• **Activity**
Please repeat the whole listing exactly, but leave the pictures out.

• **Data**
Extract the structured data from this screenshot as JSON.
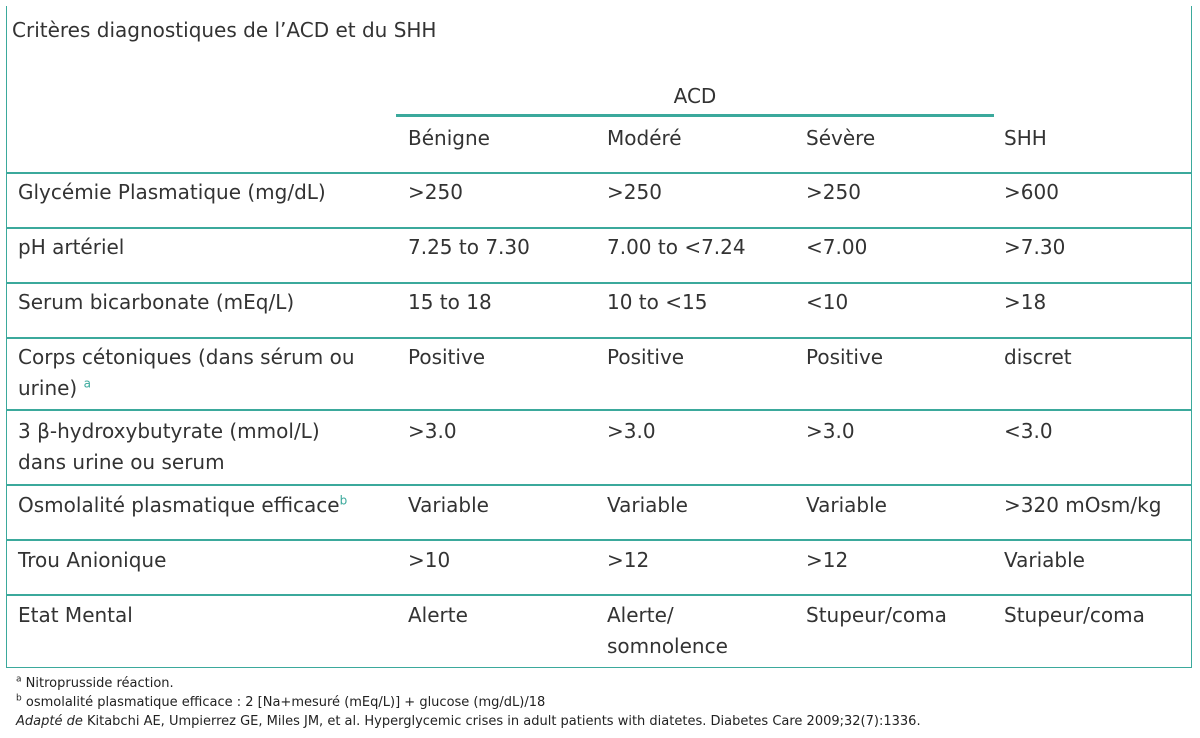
{
  "title": "Critères diagnostiques de l’ACD et du SHH",
  "group_header": "ACD",
  "columns": [
    "Bénigne",
    "Modéré",
    "Sévère",
    "SHH"
  ],
  "rows": [
    {
      "label": "Glycémie Plasmatique (mg/dL)",
      "sup": "",
      "values": [
        ">250",
        ">250",
        ">250",
        ">600"
      ]
    },
    {
      "label": "pH artériel",
      "sup": "",
      "values": [
        "7.25 to 7.30",
        "7.00 to <7.24",
        "<7.00",
        ">7.30"
      ]
    },
    {
      "label": "Serum bicarbonate (mEq/L)",
      "sup": "",
      "values": [
        "15 to 18",
        "10 to <15",
        "<10",
        ">18"
      ]
    },
    {
      "label": "Corps cétoniques (dans sérum ou urine)",
      "sup": "a",
      "values": [
        "Positive",
        "Positive",
        "Positive",
        "discret"
      ]
    },
    {
      "label": "3 β-hydroxybutyrate (mmol/L) dans urine ou serum",
      "sup": "",
      "values": [
        ">3.0",
        ">3.0",
        ">3.0",
        "<3.0"
      ]
    },
    {
      "label": "Osmolalité plasmatique efficace",
      "sup": "b",
      "values": [
        "Variable",
        "Variable",
        "Variable",
        ">320 mOsm/kg"
      ]
    },
    {
      "label": "Trou Anionique",
      "sup": "",
      "values": [
        ">10",
        ">12",
        ">12",
        "Variable"
      ]
    },
    {
      "label": "Etat Mental",
      "sup": "",
      "values": [
        "Alerte",
        "Alerte/ somnolence",
        "Stupeur/coma",
        "Stupeur/coma"
      ]
    }
  ],
  "footnotes": {
    "a_mark": "a",
    "a_text": "Nitroprusside réaction.",
    "b_mark": "b",
    "b_text": "osmolalité plasmatique efficace : 2 [Na+mesuré (mEq/L)] + glucose (mg/dL)/18",
    "source_italic": "Adapté de",
    "source_text": "Kitabchi AE, Umpierrez GE, Miles JM, et al. Hyperglycemic crises in adult patients with diatetes. Diabetes Care 2009;32(7):1336."
  },
  "colors": {
    "accent": "#3ba99c",
    "text": "#333333"
  }
}
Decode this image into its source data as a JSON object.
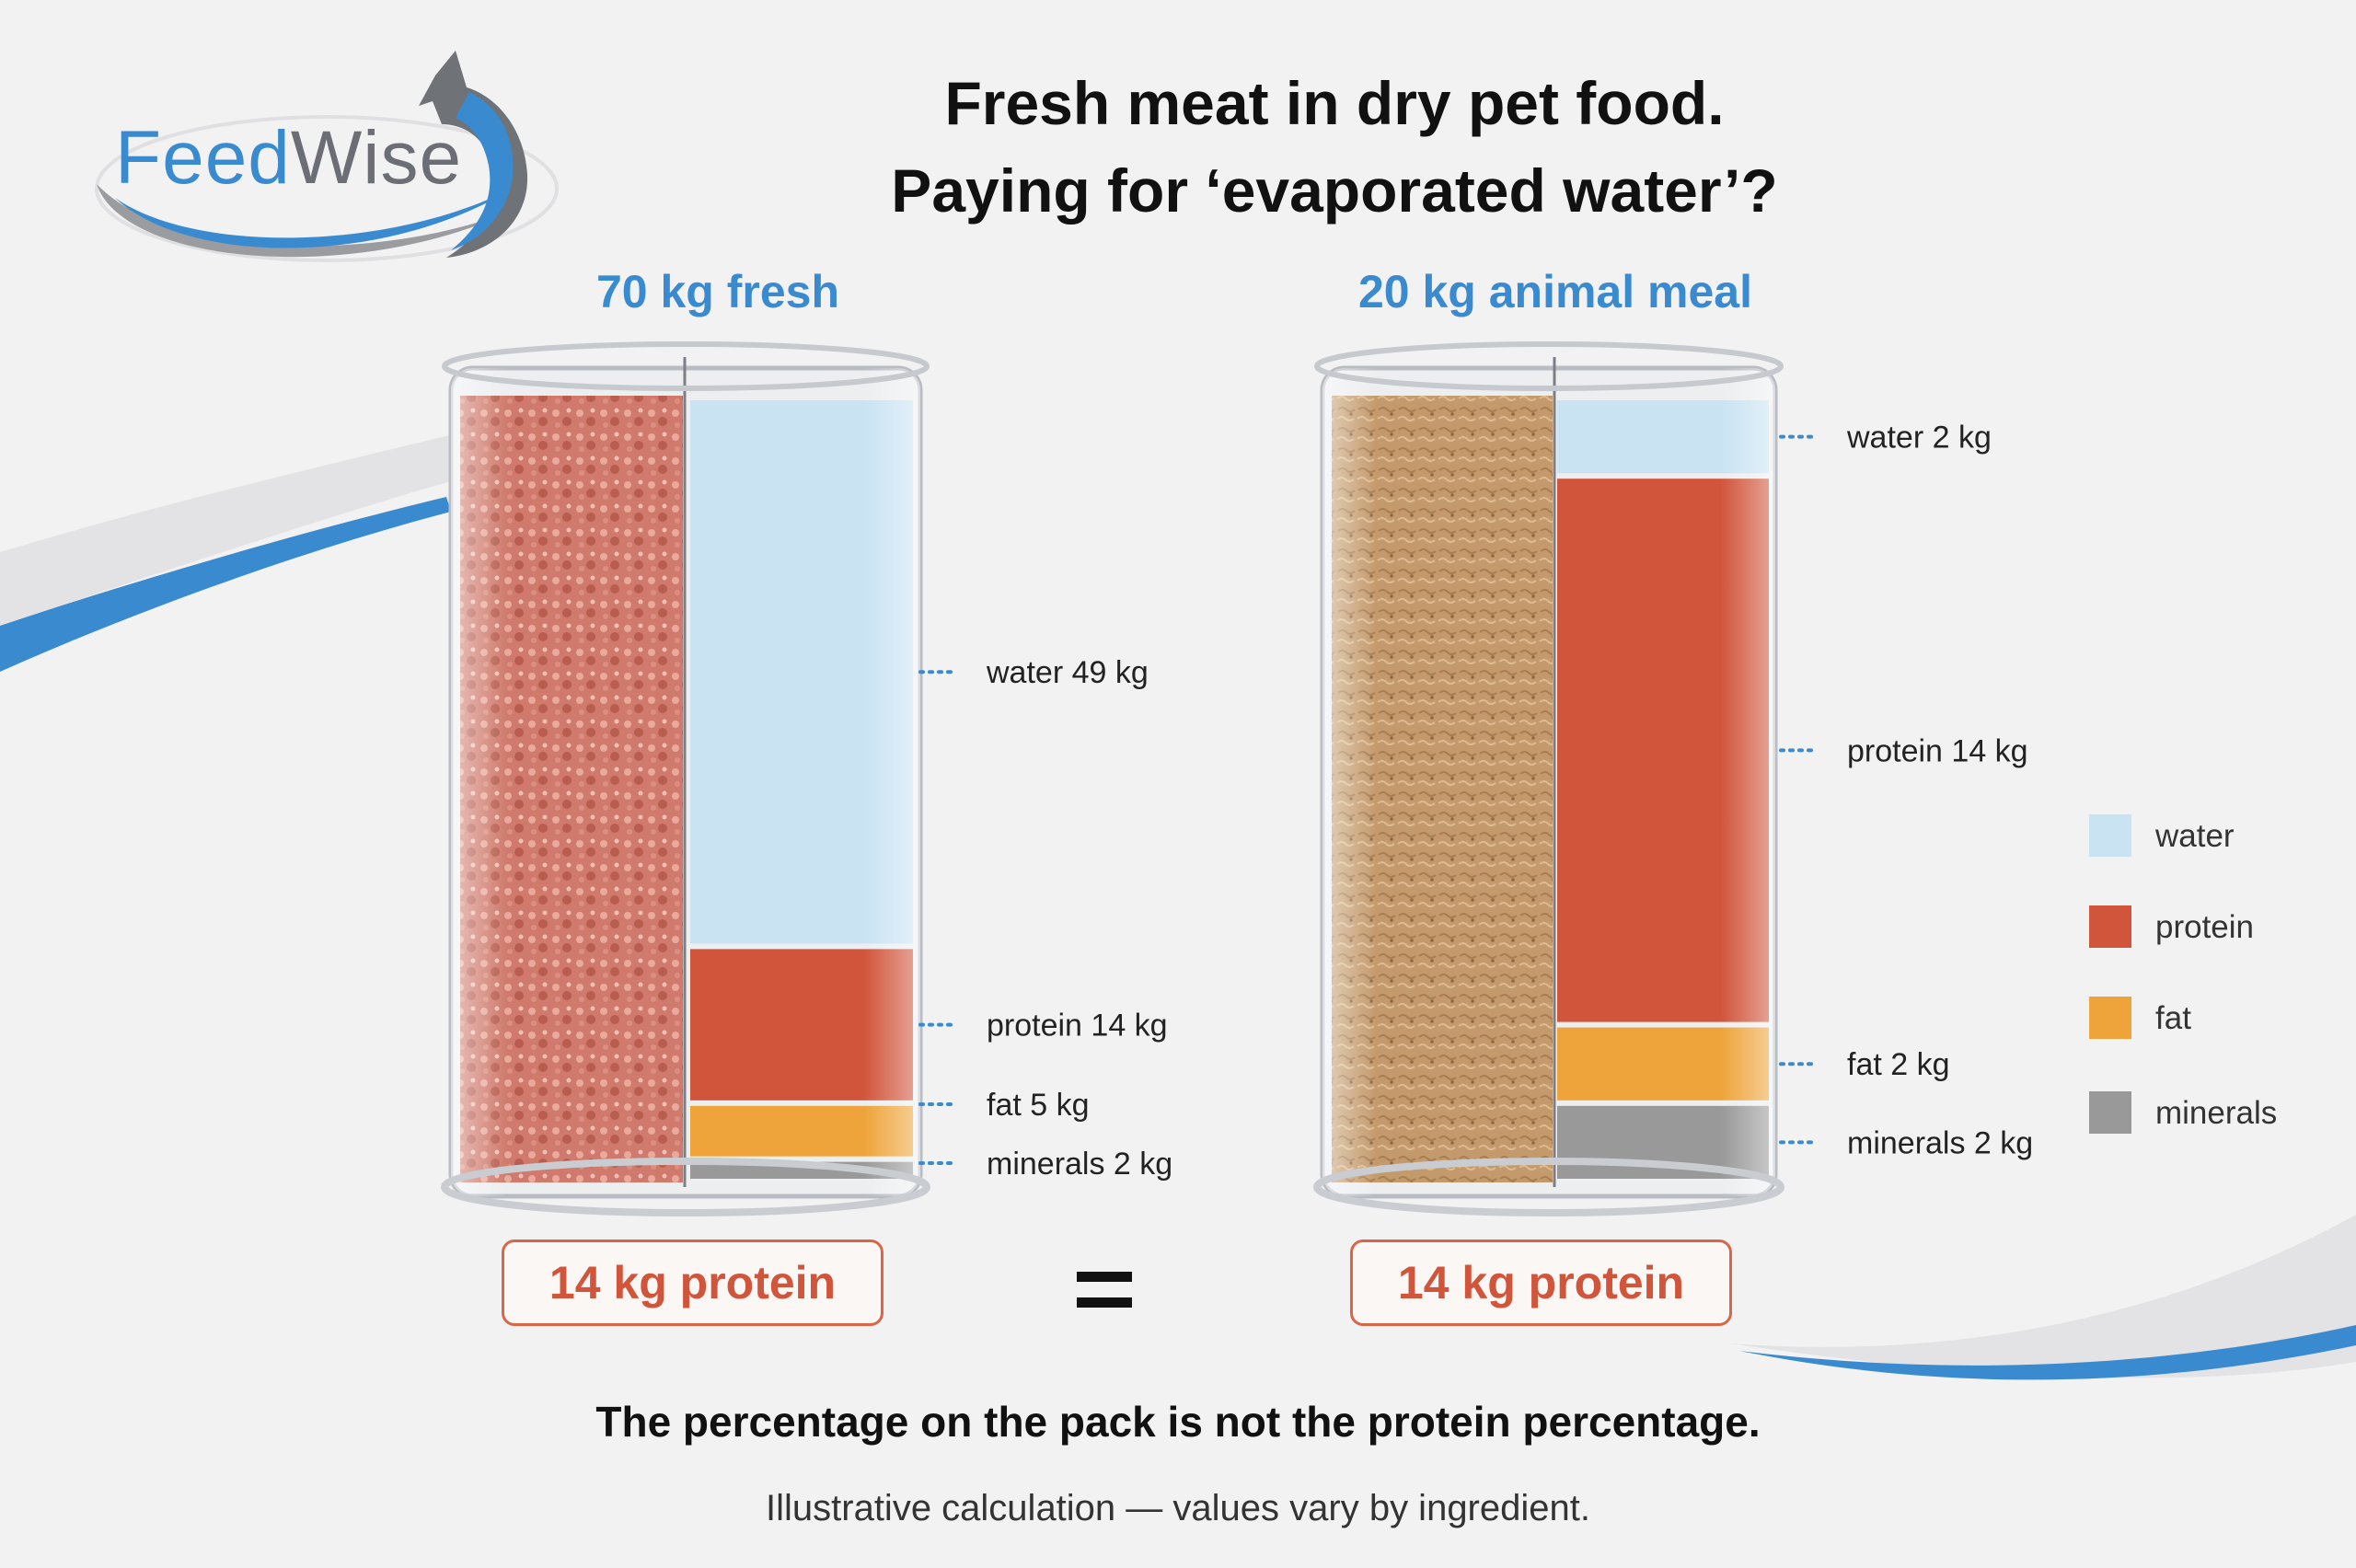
{
  "logo": {
    "part1": "Feed",
    "part2": "Wise"
  },
  "title": {
    "line1": "Fresh meat in dry pet food.",
    "line2": "Paying for ‘evaporated water’?"
  },
  "columns": {
    "left_title": "70 kg fresh",
    "right_title": "20 kg animal meal"
  },
  "badges": {
    "left": "14 kg protein",
    "right": "14 kg protein",
    "equals": "="
  },
  "footer": {
    "main": "The percentage on the pack is not the protein percentage.",
    "note": "Illustrative calculation — values vary by ingredient."
  },
  "colors": {
    "accent": "#3a8ad0",
    "water": "#c9e3f3",
    "protein": "#d1553b",
    "fat": "#eea43a",
    "minerals": "#999999",
    "fresh_meat": "#cf7a6c",
    "meal": "#c49a6c"
  },
  "chart_data": {
    "type": "bar",
    "stacked": true,
    "categories": [
      "70 kg fresh",
      "20 kg animal meal"
    ],
    "series": [
      {
        "name": "water",
        "values": [
          49,
          2
        ],
        "labels": [
          "water 49 kg",
          "water 2 kg"
        ],
        "color": "#c9e3f3"
      },
      {
        "name": "protein",
        "values": [
          14,
          14
        ],
        "labels": [
          "protein 14 kg",
          "protein 14 kg"
        ],
        "color": "#d1553b"
      },
      {
        "name": "fat",
        "values": [
          5,
          2
        ],
        "labels": [
          "fat 5 kg",
          "fat 2 kg"
        ],
        "color": "#eea43a"
      },
      {
        "name": "minerals",
        "values": [
          2,
          2
        ],
        "labels": [
          "minerals 2 kg",
          "minerals 2 kg"
        ],
        "color": "#999999"
      }
    ],
    "legend": [
      "water",
      "protein",
      "fat",
      "minerals"
    ],
    "legend_position": "right"
  }
}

• **The answer**
Extract the structured data from this screenshot as JSON.
{
  "title": "Critères diagnostiques de l’ACD et du SHH",
  "group_header": "ACD",
  "columns": [
    "Bénigne",
    "Modéré",
    "Sévère",
    "SHH"
  ],
  "rows": [
    {
      "label": "Glycémie Plasmatique (mg/dL)",
      "sup": "",
      "values": [
        ">250",
        ">250",
        ">250",
        ">600"
      ]
    },
    {
      "label": "pH artériel",
      "sup": "",
      "values": [
        "7.25 to 7.30",
        "7.00 to <7.24",
        "<7.00",
        ">7.30"
      ]
    },
    {
      "label": "Serum bicarbonate (mEq/L)",
      "sup": "",
      "values": [
        "15 to 18",
        "10 to <15",
        "<10",
        ">18"
      ]
    },
    {
      "label": "Corps cétoniques (dans sérum ou urine)",
      "sup": "a",
      "values": [
        "Positive",
        "Positive",
        "Positive",
        "discret"
      ]
    },
    {
      "label": "3 β-hydroxybutyrate (mmol/L) dans urine ou serum",
      "sup": "",
      "values": [
        ">3.0",
        ">3.0",
        ">3.0",
        "<3.0"
      ]
    },
    {
      "label": "Osmolalité plasmatique efficace",
      "sup": "b",
      "values": [
        "Variable",
        "Variable",
        "Variable",
        ">320 mOsm/kg"
      ]
    },
    {
      "label": "Trou Anionique",
      "sup": "",
      "values": [
        ">10",
        ">12",
        ">12",
        "Variable"
      ]
    },
    {
      "label": "Etat Mental",
      "sup": "",
      "values": [
        "Alerte",
        "Alerte/ somnolence",
        "Stupeur/coma",
        "Stupeur/coma"
      ]
    }
  ],
  "footnotes": {
    "a_mark": "a",
    "a_text": "Nitroprusside réaction.",
    "b_mark": "b",
    "b_text": "osmolalité plasmatique efficace : 2 [Na+mesuré (mEq/L)] + glucose (mg/dL)/18",
    "source_italic": "Adapté de",
    "source_text": "Kitabchi AE, Umpierrez GE, Miles JM, et al. Hyperglycemic crises in adult patients with diatetes. Diabetes Care 2009;32(7):1336."
  },
  "colors": {
    "accent": "#3ba99c",
    "text": "#333333"
  }
}
Decode this image into its source data as a JSON object.
{
  "logo": {
    "part1": "Feed",
    "part2": "Wise"
  },
  "title": {
    "line1": "Fresh meat in dry pet food.",
    "line2": "Paying for ‘evaporated water’?"
  },
  "columns": {
    "left_title": "70 kg fresh",
    "right_title": "20 kg animal meal"
  },
  "badges": {
    "left": "14 kg protein",
    "right": "14 kg protein",
    "equals": "="
  },
  "footer": {
    "main": "The percentage on the pack is not the protein percentage.",
    "note": "Illustrative calculation — values vary by ingredient."
  },
  "colors": {
    "accent": "#3a8ad0",
    "water": "#c9e3f3",
    "protein": "#d1553b",
    "fat": "#eea43a",
    "minerals": "#999999",
    "fresh_meat": "#cf7a6c",
    "meal": "#c49a6c"
  },
  "chart_data": {
    "type": "bar",
    "stacked": true,
    "categories": [
      "70 kg fresh",
      "20 kg animal meal"
    ],
    "series": [
      {
        "name": "water",
        "values": [
          49,
          2
        ],
        "labels": [
          "water 49 kg",
          "water 2 kg"
        ],
        "color": "#c9e3f3"
      },
      {
        "name": "protein",
        "values": [
          14,
          14
        ],
        "labels": [
          "protein 14 kg",
          "protein 14 kg"
        ],
        "color": "#d1553b"
      },
      {
        "name": "fat",
        "values": [
          5,
          2
        ],
        "labels": [
          "fat 5 kg",
          "fat 2 kg"
        ],
        "color": "#eea43a"
      },
      {
        "name": "minerals",
        "values": [
          2,
          2
        ],
        "labels": [
          "minerals 2 kg",
          "minerals 2 kg"
        ],
        "color": "#999999"
      }
    ],
    "legend": [
      "water",
      "protein",
      "fat",
      "minerals"
    ],
    "legend_position": "right"
  }
}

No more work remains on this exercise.